--- Start ---

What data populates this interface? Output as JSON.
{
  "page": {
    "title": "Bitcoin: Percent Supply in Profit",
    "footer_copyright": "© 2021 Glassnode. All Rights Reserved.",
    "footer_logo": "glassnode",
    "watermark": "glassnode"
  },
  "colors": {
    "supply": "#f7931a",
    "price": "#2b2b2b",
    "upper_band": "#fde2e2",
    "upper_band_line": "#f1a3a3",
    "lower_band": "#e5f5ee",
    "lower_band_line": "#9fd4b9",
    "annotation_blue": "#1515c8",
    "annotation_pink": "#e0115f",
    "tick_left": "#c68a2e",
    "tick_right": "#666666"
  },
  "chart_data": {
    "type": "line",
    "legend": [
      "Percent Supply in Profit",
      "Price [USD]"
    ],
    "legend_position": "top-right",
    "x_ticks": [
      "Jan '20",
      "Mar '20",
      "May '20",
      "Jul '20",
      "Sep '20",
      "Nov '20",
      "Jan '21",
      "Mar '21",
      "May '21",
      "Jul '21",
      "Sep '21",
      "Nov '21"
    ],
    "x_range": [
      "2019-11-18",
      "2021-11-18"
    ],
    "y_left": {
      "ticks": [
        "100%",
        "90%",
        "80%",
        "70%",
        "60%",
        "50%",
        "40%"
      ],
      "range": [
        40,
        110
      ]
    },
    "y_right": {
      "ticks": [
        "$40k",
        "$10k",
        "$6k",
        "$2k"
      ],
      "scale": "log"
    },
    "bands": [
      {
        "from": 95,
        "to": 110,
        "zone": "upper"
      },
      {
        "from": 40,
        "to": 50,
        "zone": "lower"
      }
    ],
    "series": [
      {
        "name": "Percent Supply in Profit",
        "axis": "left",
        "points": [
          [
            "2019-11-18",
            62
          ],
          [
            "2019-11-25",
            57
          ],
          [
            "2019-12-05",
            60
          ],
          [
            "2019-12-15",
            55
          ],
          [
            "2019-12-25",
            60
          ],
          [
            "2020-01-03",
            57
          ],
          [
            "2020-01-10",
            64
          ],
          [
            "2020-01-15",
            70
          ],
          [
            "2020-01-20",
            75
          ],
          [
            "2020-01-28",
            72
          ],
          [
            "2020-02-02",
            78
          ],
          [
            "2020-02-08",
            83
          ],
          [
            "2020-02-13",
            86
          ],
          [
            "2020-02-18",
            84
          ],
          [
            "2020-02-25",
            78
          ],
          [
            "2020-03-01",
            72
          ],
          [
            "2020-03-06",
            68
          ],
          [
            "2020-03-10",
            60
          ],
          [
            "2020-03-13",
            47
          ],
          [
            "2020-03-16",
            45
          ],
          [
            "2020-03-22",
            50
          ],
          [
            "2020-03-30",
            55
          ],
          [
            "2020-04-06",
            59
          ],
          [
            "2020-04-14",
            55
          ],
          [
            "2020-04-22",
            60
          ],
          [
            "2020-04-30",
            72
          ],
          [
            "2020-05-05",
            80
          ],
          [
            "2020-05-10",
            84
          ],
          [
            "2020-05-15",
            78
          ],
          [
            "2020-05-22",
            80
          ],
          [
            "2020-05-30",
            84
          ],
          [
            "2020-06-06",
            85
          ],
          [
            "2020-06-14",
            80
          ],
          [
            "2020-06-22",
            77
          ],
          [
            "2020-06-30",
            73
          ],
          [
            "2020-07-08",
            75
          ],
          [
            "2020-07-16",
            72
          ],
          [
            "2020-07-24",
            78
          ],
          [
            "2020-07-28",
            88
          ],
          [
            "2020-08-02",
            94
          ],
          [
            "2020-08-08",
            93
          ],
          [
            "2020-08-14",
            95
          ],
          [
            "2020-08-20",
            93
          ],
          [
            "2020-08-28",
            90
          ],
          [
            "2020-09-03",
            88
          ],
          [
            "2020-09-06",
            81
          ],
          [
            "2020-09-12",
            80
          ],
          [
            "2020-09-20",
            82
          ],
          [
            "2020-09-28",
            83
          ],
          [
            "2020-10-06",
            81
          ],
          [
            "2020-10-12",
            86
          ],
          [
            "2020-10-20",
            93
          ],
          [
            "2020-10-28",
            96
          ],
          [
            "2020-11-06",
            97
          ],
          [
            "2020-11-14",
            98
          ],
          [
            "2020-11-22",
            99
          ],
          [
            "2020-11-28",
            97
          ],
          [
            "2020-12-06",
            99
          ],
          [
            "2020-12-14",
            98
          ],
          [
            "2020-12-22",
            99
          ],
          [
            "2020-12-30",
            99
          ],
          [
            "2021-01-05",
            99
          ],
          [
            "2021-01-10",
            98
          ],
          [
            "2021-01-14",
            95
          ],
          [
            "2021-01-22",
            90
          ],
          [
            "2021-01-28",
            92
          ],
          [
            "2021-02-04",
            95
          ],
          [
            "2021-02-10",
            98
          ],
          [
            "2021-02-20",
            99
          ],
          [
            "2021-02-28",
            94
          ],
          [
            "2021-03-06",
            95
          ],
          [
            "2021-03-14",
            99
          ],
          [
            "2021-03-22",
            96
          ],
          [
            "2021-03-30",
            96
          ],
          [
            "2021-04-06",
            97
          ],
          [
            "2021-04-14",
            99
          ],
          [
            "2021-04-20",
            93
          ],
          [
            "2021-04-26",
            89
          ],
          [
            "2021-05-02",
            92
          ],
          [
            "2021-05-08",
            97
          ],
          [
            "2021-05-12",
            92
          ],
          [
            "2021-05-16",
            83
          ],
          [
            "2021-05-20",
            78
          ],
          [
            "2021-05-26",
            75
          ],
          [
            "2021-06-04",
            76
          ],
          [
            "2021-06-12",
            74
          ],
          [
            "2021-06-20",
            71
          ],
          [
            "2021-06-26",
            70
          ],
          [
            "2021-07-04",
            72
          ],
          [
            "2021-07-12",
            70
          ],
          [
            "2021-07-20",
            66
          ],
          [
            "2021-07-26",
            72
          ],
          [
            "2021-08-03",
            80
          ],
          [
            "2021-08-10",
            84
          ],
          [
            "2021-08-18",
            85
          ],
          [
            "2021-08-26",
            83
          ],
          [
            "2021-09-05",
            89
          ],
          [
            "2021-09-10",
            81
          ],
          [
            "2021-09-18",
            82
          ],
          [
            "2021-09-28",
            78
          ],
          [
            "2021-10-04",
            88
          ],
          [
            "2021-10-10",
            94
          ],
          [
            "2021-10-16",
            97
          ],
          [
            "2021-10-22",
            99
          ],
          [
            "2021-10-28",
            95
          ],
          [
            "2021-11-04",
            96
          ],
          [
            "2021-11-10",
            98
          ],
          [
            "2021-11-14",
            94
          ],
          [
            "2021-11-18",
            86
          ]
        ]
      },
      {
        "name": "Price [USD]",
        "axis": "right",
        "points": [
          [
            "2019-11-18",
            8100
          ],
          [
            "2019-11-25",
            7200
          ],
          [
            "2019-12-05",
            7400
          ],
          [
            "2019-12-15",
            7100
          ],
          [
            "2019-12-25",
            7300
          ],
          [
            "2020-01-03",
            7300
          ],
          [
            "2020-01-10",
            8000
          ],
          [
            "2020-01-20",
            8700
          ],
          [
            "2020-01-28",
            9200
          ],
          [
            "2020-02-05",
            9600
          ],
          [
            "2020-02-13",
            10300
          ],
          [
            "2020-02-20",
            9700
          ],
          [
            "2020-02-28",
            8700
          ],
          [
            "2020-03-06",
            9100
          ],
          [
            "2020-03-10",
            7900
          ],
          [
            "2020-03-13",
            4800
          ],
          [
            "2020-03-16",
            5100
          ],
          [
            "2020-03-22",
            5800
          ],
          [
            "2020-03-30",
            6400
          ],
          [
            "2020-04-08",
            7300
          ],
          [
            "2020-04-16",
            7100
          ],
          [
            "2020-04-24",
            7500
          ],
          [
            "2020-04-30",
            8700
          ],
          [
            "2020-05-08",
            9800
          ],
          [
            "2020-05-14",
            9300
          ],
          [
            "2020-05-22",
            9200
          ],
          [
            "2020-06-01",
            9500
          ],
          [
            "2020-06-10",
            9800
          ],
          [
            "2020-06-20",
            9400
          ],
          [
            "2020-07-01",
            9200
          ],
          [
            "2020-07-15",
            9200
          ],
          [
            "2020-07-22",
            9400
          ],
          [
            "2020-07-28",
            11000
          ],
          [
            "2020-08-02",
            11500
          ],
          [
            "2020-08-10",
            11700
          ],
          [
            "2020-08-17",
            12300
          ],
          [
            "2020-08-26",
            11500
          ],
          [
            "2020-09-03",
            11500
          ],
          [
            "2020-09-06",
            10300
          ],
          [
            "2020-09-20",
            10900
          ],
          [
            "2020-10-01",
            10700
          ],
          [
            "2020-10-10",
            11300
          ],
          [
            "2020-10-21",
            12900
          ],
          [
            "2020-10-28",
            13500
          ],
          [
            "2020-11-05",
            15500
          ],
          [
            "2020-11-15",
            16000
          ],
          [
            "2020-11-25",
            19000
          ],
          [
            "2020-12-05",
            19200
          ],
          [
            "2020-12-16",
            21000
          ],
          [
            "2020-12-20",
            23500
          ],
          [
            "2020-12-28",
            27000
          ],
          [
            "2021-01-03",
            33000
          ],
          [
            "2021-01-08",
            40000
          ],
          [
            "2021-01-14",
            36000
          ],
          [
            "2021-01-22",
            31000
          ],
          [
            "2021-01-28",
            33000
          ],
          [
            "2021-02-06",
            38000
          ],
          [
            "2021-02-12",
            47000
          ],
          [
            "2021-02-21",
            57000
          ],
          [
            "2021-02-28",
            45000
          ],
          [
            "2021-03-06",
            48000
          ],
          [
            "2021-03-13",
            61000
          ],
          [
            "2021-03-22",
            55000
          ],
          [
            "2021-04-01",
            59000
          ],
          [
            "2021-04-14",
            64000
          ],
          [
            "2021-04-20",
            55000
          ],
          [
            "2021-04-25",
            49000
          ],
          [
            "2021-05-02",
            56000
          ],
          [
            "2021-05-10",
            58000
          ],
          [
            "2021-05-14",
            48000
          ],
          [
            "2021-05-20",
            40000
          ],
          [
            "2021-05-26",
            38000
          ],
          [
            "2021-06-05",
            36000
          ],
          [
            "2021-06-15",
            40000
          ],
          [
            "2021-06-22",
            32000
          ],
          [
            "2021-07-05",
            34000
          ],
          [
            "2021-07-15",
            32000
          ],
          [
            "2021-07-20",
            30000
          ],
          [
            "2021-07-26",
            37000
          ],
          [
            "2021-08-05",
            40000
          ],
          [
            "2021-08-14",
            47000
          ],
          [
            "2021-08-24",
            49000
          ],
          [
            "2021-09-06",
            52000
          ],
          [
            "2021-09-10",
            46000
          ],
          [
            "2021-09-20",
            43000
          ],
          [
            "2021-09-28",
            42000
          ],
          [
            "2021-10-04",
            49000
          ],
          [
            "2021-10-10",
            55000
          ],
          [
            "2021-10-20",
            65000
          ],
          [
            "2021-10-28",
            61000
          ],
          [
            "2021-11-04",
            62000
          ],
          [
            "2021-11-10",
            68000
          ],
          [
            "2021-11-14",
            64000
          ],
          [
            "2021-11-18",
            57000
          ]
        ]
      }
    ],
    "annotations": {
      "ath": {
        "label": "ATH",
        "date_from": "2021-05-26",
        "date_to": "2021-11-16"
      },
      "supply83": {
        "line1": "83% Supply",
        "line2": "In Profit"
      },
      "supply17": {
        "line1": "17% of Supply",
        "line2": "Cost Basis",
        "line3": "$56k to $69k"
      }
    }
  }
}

--- End ---

• _TASK GOAL_: Using the listing above, gather each line that holds the string "Profit" and copy it.

• _COMPLETED EXERCISE_:
    "title": "Bitcoin: Percent Supply in Profit",
      "Percent Supply in Profit",
        "name": "Percent Supply in Profit",
        "line2": "In Profit"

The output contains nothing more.